What needs to be done
Give the number of lines holding the string "from", and nothing else.
───── Records for the task
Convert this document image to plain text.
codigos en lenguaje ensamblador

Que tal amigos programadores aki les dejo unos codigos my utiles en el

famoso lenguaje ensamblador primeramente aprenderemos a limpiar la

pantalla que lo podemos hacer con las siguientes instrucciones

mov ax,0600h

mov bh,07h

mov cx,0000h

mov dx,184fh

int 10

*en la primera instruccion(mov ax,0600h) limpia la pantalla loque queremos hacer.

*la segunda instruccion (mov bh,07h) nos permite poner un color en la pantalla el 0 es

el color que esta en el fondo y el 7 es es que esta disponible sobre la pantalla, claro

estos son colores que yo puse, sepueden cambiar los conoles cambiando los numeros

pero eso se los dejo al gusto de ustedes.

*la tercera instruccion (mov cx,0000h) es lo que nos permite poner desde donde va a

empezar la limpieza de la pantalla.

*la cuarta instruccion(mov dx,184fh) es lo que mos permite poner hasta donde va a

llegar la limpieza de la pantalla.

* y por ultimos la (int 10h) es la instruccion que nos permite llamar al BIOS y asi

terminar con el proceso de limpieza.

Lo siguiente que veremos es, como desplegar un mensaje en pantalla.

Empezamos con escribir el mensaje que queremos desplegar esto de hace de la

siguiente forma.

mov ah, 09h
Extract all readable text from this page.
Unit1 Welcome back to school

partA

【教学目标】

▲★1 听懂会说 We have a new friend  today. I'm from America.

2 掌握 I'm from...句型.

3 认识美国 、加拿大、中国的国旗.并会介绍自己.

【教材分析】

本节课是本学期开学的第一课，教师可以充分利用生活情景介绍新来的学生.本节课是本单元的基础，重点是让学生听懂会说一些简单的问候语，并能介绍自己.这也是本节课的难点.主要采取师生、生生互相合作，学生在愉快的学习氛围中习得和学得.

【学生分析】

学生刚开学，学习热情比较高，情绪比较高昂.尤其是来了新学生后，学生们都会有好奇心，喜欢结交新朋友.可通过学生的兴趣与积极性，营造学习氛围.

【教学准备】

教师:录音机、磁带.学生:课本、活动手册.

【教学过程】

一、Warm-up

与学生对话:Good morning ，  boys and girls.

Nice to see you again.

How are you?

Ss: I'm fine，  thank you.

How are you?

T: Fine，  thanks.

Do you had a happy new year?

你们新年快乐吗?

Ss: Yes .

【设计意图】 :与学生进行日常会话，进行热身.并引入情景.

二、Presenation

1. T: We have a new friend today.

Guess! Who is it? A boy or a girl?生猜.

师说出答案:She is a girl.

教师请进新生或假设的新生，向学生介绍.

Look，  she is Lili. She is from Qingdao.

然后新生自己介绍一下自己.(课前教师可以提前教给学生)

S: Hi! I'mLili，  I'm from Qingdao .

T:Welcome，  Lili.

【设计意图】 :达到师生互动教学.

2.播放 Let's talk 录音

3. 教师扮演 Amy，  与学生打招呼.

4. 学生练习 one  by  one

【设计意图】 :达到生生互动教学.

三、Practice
──────────
───── Records for the task
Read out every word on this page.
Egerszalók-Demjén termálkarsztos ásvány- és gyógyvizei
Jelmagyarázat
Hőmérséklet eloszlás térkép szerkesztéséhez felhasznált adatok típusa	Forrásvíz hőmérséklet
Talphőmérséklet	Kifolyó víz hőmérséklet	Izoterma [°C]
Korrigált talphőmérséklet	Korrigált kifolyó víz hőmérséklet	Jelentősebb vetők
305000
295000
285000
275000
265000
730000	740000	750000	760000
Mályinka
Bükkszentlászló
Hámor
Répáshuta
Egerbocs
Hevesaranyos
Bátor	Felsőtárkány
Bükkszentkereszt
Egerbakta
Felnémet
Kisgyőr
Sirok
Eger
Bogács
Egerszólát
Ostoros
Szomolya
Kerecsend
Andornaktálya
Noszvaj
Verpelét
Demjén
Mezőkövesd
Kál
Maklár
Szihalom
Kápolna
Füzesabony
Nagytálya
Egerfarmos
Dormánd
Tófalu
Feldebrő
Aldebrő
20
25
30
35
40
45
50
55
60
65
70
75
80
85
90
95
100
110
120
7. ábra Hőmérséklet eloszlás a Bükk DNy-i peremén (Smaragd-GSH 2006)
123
──────────
Exercise result
5